Required task:
Copy each line below in which the word "AppDelegate" occurs.

Stored data:
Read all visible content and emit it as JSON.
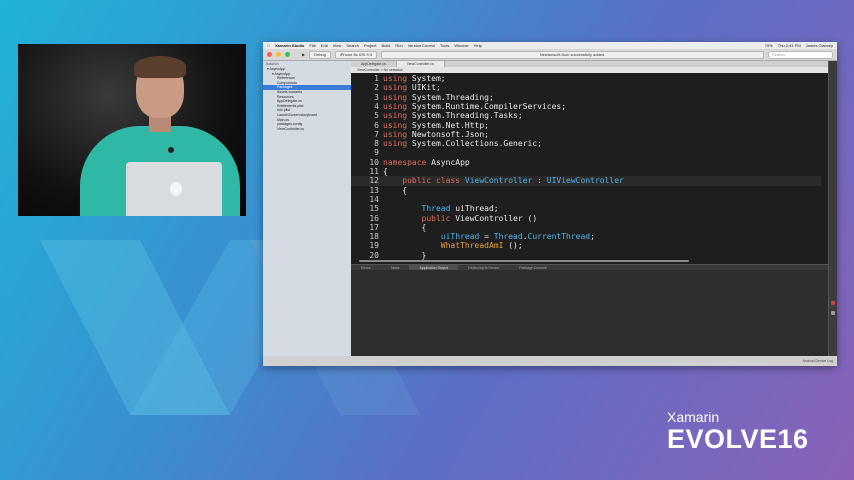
{
  "colors": {
    "bg_start": "#1fb3d6",
    "bg_end": "#8a62b8",
    "editor_bg": "#1e1e1e",
    "keyword": "#e06c5a",
    "type": "#4fb3e8",
    "method": "#e0a040",
    "selection": "#3b7bd8"
  },
  "menubar": {
    "app": "Xamarin Studio",
    "items": [
      "File",
      "Edit",
      "View",
      "Search",
      "Project",
      "Build",
      "Run",
      "Version Control",
      "Tools",
      "Window",
      "Help"
    ],
    "battery": "79%",
    "clock": "Thu 2:41 PM",
    "user": "James Clancey"
  },
  "toolbar": {
    "config": "Debug",
    "device": "iPhone 6s iOS 9.3",
    "status": "Newtonsoft.Json successfully added.",
    "search_placeholder": "Search"
  },
  "sidebar": {
    "title": "Solution",
    "items": [
      {
        "label": "AsyncApp",
        "indent": 0,
        "selected": false
      },
      {
        "label": "AsyncApp",
        "indent": 1,
        "selected": false
      },
      {
        "label": "References",
        "indent": 2,
        "selected": false
      },
      {
        "label": "Components",
        "indent": 2,
        "selected": false
      },
      {
        "label": "Packages",
        "indent": 2,
        "selected": true
      },
      {
        "label": "Assets.xcassets",
        "indent": 2,
        "selected": false
      },
      {
        "label": "Resources",
        "indent": 2,
        "selected": false
      },
      {
        "label": "AppDelegate.cs",
        "indent": 2,
        "selected": false
      },
      {
        "label": "Entitlements.plist",
        "indent": 2,
        "selected": false
      },
      {
        "label": "Info.plist",
        "indent": 2,
        "selected": false
      },
      {
        "label": "LaunchScreen.storyboard",
        "indent": 2,
        "selected": false
      },
      {
        "label": "Main.cs",
        "indent": 2,
        "selected": false
      },
      {
        "label": "packages.config",
        "indent": 2,
        "selected": false
      },
      {
        "label": "ViewController.cs",
        "indent": 2,
        "selected": false
      }
    ]
  },
  "doc_tabs": [
    "AppDelegate.cs",
    "ViewController.cs"
  ],
  "breadcrumb": "ViewController  >  No selection",
  "code": [
    {
      "n": "1",
      "tokens": [
        {
          "t": "using",
          "c": "kw"
        },
        {
          "t": " System;",
          "c": "pl"
        }
      ]
    },
    {
      "n": "2",
      "tokens": [
        {
          "t": "using",
          "c": "kw"
        },
        {
          "t": " UIKit;",
          "c": "pl"
        }
      ]
    },
    {
      "n": "3",
      "tokens": [
        {
          "t": "using",
          "c": "kw"
        },
        {
          "t": " System.Threading;",
          "c": "pl"
        }
      ]
    },
    {
      "n": "4",
      "tokens": [
        {
          "t": "using",
          "c": "kw"
        },
        {
          "t": " System.Runtime.CompilerServices;",
          "c": "pl"
        }
      ]
    },
    {
      "n": "5",
      "tokens": [
        {
          "t": "using",
          "c": "kw"
        },
        {
          "t": " System.Threading.Tasks;",
          "c": "pl"
        }
      ]
    },
    {
      "n": "6",
      "tokens": [
        {
          "t": "using",
          "c": "kw"
        },
        {
          "t": " System.Net.Http;",
          "c": "pl"
        }
      ]
    },
    {
      "n": "7",
      "tokens": [
        {
          "t": "using",
          "c": "kw"
        },
        {
          "t": " Newtonsoft.Json;",
          "c": "pl"
        }
      ]
    },
    {
      "n": "8",
      "tokens": [
        {
          "t": "using",
          "c": "kw"
        },
        {
          "t": " System.Collections.Generic;",
          "c": "pl"
        }
      ]
    },
    {
      "n": "9",
      "tokens": []
    },
    {
      "n": "10",
      "tokens": [
        {
          "t": "namespace",
          "c": "kw"
        },
        {
          "t": " AsyncApp",
          "c": "pl"
        }
      ]
    },
    {
      "n": "11",
      "tokens": [
        {
          "t": "{",
          "c": "pl"
        }
      ]
    },
    {
      "n": "12",
      "tokens": [
        {
          "t": "    public class ",
          "c": "kw"
        },
        {
          "t": "ViewController",
          "c": "ty"
        },
        {
          "t": " : ",
          "c": "pl"
        },
        {
          "t": "UIViewController",
          "c": "ty"
        }
      ],
      "hl": true
    },
    {
      "n": "13",
      "tokens": [
        {
          "t": "    {",
          "c": "pl"
        }
      ]
    },
    {
      "n": "14",
      "tokens": []
    },
    {
      "n": "15",
      "tokens": [
        {
          "t": "        Thread",
          "c": "ty"
        },
        {
          "t": " uiThread;",
          "c": "pl"
        }
      ]
    },
    {
      "n": "16",
      "tokens": [
        {
          "t": "        public",
          "c": "kw"
        },
        {
          "t": " ViewController ()",
          "c": "pl"
        }
      ]
    },
    {
      "n": "17",
      "tokens": [
        {
          "t": "        {",
          "c": "pl"
        }
      ]
    },
    {
      "n": "18",
      "tokens": [
        {
          "t": "            uiThread",
          "c": "ty"
        },
        {
          "t": " = ",
          "c": "pl"
        },
        {
          "t": "Thread",
          "c": "ty"
        },
        {
          "t": ".",
          "c": "pl"
        },
        {
          "t": "CurrentThread",
          "c": "ty"
        },
        {
          "t": ";",
          "c": "pl"
        }
      ]
    },
    {
      "n": "19",
      "tokens": [
        {
          "t": "            WhatThreadAmI",
          "c": "fn"
        },
        {
          "t": " ();",
          "c": "pl"
        }
      ]
    },
    {
      "n": "20",
      "tokens": [
        {
          "t": "        }",
          "c": "pl"
        }
      ]
    }
  ],
  "pad_tabs": [
    "Errors",
    "Tasks",
    "Application Output",
    "Deploying to Device",
    "Package Console"
  ],
  "active_pad_tab": 2,
  "status_right": "Android Device Log",
  "brand": {
    "line1": "Xamarin",
    "line2": "EVOLVE16"
  }
}
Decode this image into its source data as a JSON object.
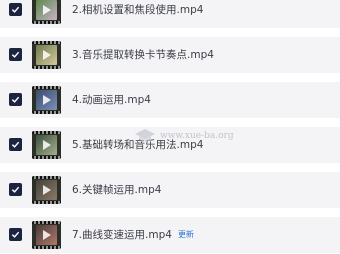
{
  "playlist": {
    "items": [
      {
        "title": "2.相机设置和焦段使用.mp4",
        "checked": true,
        "badge": "",
        "thumb_colors": [
          "#5a8a4c",
          "#c9b0c9"
        ]
      },
      {
        "title": "3.音乐提取转换卡节奏点.mp4",
        "checked": true,
        "badge": "",
        "thumb_colors": [
          "#6d7b4a",
          "#d8c9a0"
        ]
      },
      {
        "title": "4.动画运用.mp4",
        "checked": true,
        "badge": "",
        "thumb_colors": [
          "#3c4a6e",
          "#7b8fb8"
        ]
      },
      {
        "title": "5.基础转场和音乐用法.mp4",
        "checked": true,
        "badge": "",
        "thumb_colors": [
          "#3a4f3a",
          "#a7b090"
        ]
      },
      {
        "title": "6.关键帧运用.mp4",
        "checked": true,
        "badge": "",
        "thumb_colors": [
          "#44423a",
          "#8a7a68"
        ]
      },
      {
        "title": "7.曲线变速运用.mp4",
        "checked": true,
        "badge": "更新",
        "thumb_colors": [
          "#4a3a3a",
          "#b07a6a"
        ]
      }
    ]
  },
  "watermark": {
    "text": "www.xue-ba.org"
  },
  "colors": {
    "row_bg": "#f4f4f6",
    "checkbox": "#1c2440",
    "badge": "#2a6fd6",
    "text": "#3a3d46"
  }
}
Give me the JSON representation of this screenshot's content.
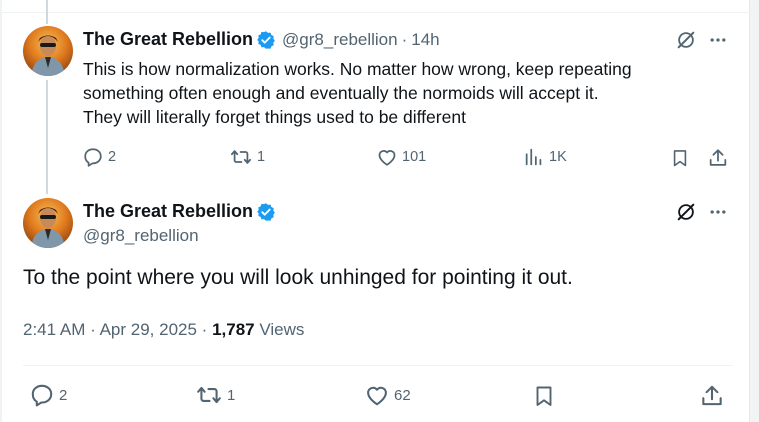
{
  "reply_tweet": {
    "display_name": "The Great Rebellion",
    "handle": "@gr8_rebellion",
    "separator": "·",
    "time": "14h",
    "text_lines": [
      "This is how normalization works. No matter how wrong, keep repeating",
      "something often enough and eventually the normoids will accept it.",
      "They will literally forget things used to be different"
    ],
    "actions": {
      "replies": "2",
      "reposts": "1",
      "likes": "101",
      "views": "1K"
    }
  },
  "main_tweet": {
    "display_name": "The Great Rebellion",
    "handle": "@gr8_rebellion",
    "text": "To the point where you will look unhinged for pointing it out.",
    "time": "2:41 AM",
    "separator1": "·",
    "date": "Apr 29, 2025",
    "separator2": "·",
    "views_count": "1,787",
    "views_label": "Views",
    "actions": {
      "replies": "2",
      "reposts": "1",
      "likes": "62"
    }
  },
  "colors": {
    "verified": "#1d9bf0",
    "secondary_text": "#536471",
    "primary_text": "#0f1419"
  },
  "icons": [
    "verified-badge-icon",
    "grok-icon",
    "more-icon",
    "reply-icon",
    "repost-icon",
    "like-icon",
    "views-icon",
    "bookmark-icon",
    "share-icon"
  ]
}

Result below:
        "label": "AppDelegate.cs",
    "AppDelegate.cs",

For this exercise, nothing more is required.